Reproduce the following material exactly, including every line.

Dataset entries on figures:
- - -
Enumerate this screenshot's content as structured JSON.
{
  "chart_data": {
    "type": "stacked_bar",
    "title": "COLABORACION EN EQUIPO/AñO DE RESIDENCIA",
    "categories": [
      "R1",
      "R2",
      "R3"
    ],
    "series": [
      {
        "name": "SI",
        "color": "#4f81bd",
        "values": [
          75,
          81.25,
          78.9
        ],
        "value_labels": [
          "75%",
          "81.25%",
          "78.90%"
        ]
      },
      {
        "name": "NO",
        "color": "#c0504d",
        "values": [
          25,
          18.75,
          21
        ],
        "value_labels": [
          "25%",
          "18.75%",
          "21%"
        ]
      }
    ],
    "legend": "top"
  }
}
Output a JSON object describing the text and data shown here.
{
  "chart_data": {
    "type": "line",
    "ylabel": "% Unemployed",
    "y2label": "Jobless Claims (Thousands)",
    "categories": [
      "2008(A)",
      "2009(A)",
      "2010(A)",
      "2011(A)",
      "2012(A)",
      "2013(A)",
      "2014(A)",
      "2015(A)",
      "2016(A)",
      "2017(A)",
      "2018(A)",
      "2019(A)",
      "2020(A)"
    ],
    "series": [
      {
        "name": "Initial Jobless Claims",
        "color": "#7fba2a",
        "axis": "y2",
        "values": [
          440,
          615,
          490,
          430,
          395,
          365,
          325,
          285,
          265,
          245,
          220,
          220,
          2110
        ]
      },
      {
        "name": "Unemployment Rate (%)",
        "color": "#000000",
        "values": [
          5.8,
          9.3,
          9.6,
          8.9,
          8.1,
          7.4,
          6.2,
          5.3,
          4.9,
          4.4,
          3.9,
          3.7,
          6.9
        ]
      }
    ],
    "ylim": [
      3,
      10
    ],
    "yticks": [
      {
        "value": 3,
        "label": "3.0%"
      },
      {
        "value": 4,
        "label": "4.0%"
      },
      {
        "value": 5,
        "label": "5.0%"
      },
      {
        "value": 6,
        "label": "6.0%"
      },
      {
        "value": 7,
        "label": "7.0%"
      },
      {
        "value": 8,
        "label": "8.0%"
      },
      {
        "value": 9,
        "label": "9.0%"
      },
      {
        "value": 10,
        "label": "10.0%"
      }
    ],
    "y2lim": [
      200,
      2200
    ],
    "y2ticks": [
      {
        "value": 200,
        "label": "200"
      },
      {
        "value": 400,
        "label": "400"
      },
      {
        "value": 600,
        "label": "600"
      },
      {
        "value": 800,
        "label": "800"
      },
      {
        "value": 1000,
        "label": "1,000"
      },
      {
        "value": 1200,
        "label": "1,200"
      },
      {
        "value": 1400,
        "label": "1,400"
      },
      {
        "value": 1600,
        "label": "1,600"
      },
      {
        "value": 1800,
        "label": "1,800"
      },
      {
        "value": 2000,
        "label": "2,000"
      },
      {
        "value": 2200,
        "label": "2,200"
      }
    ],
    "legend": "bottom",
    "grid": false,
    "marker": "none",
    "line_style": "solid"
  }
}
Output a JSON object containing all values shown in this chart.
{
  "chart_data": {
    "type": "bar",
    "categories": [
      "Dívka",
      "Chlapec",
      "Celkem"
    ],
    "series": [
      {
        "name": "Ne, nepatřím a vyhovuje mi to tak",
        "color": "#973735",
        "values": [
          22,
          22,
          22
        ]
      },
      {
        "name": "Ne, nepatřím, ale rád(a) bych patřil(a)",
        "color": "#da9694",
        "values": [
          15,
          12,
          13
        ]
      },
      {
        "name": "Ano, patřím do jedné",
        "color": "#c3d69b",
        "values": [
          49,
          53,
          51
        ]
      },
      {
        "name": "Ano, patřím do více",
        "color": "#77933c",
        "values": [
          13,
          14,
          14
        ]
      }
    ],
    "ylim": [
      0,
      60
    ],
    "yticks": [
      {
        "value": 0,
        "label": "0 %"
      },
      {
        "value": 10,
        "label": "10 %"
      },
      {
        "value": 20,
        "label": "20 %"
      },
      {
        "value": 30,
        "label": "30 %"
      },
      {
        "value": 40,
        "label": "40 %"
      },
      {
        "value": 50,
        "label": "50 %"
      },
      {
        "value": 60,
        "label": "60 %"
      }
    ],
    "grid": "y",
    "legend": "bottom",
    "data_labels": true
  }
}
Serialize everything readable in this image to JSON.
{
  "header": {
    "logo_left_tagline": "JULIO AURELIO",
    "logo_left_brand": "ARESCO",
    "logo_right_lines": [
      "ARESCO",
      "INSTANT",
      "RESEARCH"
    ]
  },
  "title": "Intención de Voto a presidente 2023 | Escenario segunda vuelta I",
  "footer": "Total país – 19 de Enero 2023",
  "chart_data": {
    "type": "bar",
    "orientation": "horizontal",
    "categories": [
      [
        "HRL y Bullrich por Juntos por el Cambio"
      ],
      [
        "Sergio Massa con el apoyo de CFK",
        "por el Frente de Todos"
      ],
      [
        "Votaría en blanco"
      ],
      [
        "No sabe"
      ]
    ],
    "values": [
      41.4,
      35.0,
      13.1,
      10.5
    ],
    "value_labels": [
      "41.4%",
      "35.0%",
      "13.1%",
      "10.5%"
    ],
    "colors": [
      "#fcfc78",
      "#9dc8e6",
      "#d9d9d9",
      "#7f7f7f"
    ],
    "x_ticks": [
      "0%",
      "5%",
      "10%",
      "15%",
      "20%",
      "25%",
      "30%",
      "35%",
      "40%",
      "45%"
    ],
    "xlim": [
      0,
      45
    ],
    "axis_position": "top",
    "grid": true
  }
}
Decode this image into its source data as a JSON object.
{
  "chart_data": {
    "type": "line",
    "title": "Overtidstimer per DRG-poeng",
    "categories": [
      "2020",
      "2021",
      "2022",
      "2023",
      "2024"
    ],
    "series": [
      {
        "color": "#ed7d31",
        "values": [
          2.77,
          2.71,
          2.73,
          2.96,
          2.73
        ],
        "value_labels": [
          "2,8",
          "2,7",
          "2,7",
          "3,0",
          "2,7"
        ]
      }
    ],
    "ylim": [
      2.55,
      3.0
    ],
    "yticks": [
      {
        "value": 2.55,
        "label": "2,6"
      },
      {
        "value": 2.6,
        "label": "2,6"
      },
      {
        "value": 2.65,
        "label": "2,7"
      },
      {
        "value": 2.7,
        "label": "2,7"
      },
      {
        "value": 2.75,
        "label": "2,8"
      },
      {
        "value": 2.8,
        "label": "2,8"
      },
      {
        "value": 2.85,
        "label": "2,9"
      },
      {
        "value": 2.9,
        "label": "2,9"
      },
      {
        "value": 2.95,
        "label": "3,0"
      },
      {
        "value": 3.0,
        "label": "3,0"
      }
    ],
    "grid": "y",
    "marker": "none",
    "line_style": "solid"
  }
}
- - -
## [REPLY TO THE TASK]
Enumerate this screenshot's content as structured JSON.
{
  "chart_data": {
    "type": "stacked_bar",
    "title": "COLABORACION EN EQUIPO/AñO DE RESIDENCIA",
    "categories": [
      "R1",
      "R2",
      "R3"
    ],
    "series": [
      {
        "name": "SI",
        "color": "#4f81bd",
        "values": [
          75,
          81.25,
          78.9
        ],
        "value_labels": [
          "75%",
          "81.25%",
          "78.90%"
        ]
      },
      {
        "name": "NO",
        "color": "#c0504d",
        "values": [
          25,
          18.75,
          21
        ],
        "value_labels": [
          "25%",
          "18.75%",
          "21%"
        ]
      }
    ],
    "legend": "top"
  }
}
Output a JSON object describing the text and data shown here.
{
  "chart_data": {
    "type": "line",
    "ylabel": "% Unemployed",
    "y2label": "Jobless Claims (Thousands)",
    "categories": [
      "2008(A)",
      "2009(A)",
      "2010(A)",
      "2011(A)",
      "2012(A)",
      "2013(A)",
      "2014(A)",
      "2015(A)",
      "2016(A)",
      "2017(A)",
      "2018(A)",
      "2019(A)",
      "2020(A)"
    ],
    "series": [
      {
        "name": "Initial Jobless Claims",
        "color": "#7fba2a",
        "axis": "y2",
        "values": [
          440,
          615,
          490,
          430,
          395,
          365,
          325,
          285,
          265,
          245,
          220,
          220,
          2110
        ]
      },
      {
        "name": "Unemployment Rate (%)",
        "color": "#000000",
        "values": [
          5.8,
          9.3,
          9.6,
          8.9,
          8.1,
          7.4,
          6.2,
          5.3,
          4.9,
          4.4,
          3.9,
          3.7,
          6.9
        ]
      }
    ],
    "ylim": [
      3,
      10
    ],
    "yticks": [
      {
        "value": 3,
        "label": "3.0%"
      },
      {
        "value": 4,
        "label": "4.0%"
      },
      {
        "value": 5,
        "label": "5.0%"
      },
      {
        "value": 6,
        "label": "6.0%"
      },
      {
        "value": 7,
        "label": "7.0%"
      },
      {
        "value": 8,
        "label": "8.0%"
      },
      {
        "value": 9,
        "label": "9.0%"
      },
      {
        "value": 10,
        "label": "10.0%"
      }
    ],
    "y2lim": [
      200,
      2200
    ],
    "y2ticks": [
      {
        "value": 200,
        "label": "200"
      },
      {
        "value": 400,
        "label": "400"
      },
      {
        "value": 600,
        "label": "600"
      },
      {
        "value": 800,
        "label": "800"
      },
      {
        "value": 1000,
        "label": "1,000"
      },
      {
        "value": 1200,
        "label": "1,200"
      },
      {
        "value": 1400,
        "label": "1,400"
      },
      {
        "value": 1600,
        "label": "1,600"
      },
      {
        "value": 1800,
        "label": "1,800"
      },
      {
        "value": 2000,
        "label": "2,000"
      },
      {
        "value": 2200,
        "label": "2,200"
      }
    ],
    "legend": "bottom",
    "grid": false,
    "marker": "none",
    "line_style": "solid"
  }
}
Output a JSON object containing all values shown in this chart.
{
  "chart_data": {
    "type": "bar",
    "categories": [
      "Dívka",
      "Chlapec",
      "Celkem"
    ],
    "series": [
      {
        "name": "Ne, nepatřím a vyhovuje mi to tak",
        "color": "#973735",
        "values": [
          22,
          22,
          22
        ]
      },
      {
        "name": "Ne, nepatřím, ale rád(a) bych patřil(a)",
        "color": "#da9694",
        "values": [
          15,
          12,
          13
        ]
      },
      {
        "name": "Ano, patřím do jedné",
        "color": "#c3d69b",
        "values": [
          49,
          53,
          51
        ]
      },
      {
        "name": "Ano, patřím do více",
        "color": "#77933c",
        "values": [
          13,
          14,
          14
        ]
      }
    ],
    "ylim": [
      0,
      60
    ],
    "yticks": [
      {
        "value": 0,
        "label": "0 %"
      },
      {
        "value": 10,
        "label": "10 %"
      },
      {
        "value": 20,
        "label": "20 %"
      },
      {
        "value": 30,
        "label": "30 %"
      },
      {
        "value": 40,
        "label": "40 %"
      },
      {
        "value": 50,
        "label": "50 %"
      },
      {
        "value": 60,
        "label": "60 %"
      }
    ],
    "grid": "y",
    "legend": "bottom",
    "data_labels": true
  }
}
Serialize everything readable in this image to JSON.
{
  "header": {
    "logo_left_tagline": "JULIO AURELIO",
    "logo_left_brand": "ARESCO",
    "logo_right_lines": [
      "ARESCO",
      "INSTANT",
      "RESEARCH"
    ]
  },
  "title": "Intención de Voto a presidente 2023 | Escenario segunda vuelta I",
  "footer": "Total país – 19 de Enero 2023",
  "chart_data": {
    "type": "bar",
    "orientation": "horizontal",
    "categories": [
      [
        "HRL y Bullrich por Juntos por el Cambio"
      ],
      [
        "Sergio Massa con el apoyo de CFK",
        "por el Frente de Todos"
      ],
      [
        "Votaría en blanco"
      ],
      [
        "No sabe"
      ]
    ],
    "values": [
      41.4,
      35.0,
      13.1,
      10.5
    ],
    "value_labels": [
      "41.4%",
      "35.0%",
      "13.1%",
      "10.5%"
    ],
    "colors": [
      "#fcfc78",
      "#9dc8e6",
      "#d9d9d9",
      "#7f7f7f"
    ],
    "x_ticks": [
      "0%",
      "5%",
      "10%",
      "15%",
      "20%",
      "25%",
      "30%",
      "35%",
      "40%",
      "45%"
    ],
    "xlim": [
      0,
      45
    ],
    "axis_position": "top",
    "grid": true
  }
}
Decode this image into its source data as a JSON object.
{
  "chart_data": {
    "type": "line",
    "title": "Overtidstimer per DRG-poeng",
    "categories": [
      "2020",
      "2021",
      "2022",
      "2023",
      "2024"
    ],
    "series": [
      {
        "color": "#ed7d31",
        "values": [
          2.77,
          2.71,
          2.73,
          2.96,
          2.73
        ],
        "value_labels": [
          "2,8",
          "2,7",
          "2,7",
          "3,0",
          "2,7"
        ]
      }
    ],
    "ylim": [
      2.55,
      3.0
    ],
    "yticks": [
      {
        "value": 2.55,
        "label": "2,6"
      },
      {
        "value": 2.6,
        "label": "2,6"
      },
      {
        "value": 2.65,
        "label": "2,7"
      },
      {
        "value": 2.7,
        "label": "2,7"
      },
      {
        "value": 2.75,
        "label": "2,8"
      },
      {
        "value": 2.8,
        "label": "2,8"
      },
      {
        "value": 2.85,
        "label": "2,9"
      },
      {
        "value": 2.9,
        "label": "2,9"
      },
      {
        "value": 2.95,
        "label": "3,0"
      },
      {
        "value": 3.0,
        "label": "3,0"
      }
    ],
    "grid": "y",
    "marker": "none",
    "line_style": "solid"
  }
}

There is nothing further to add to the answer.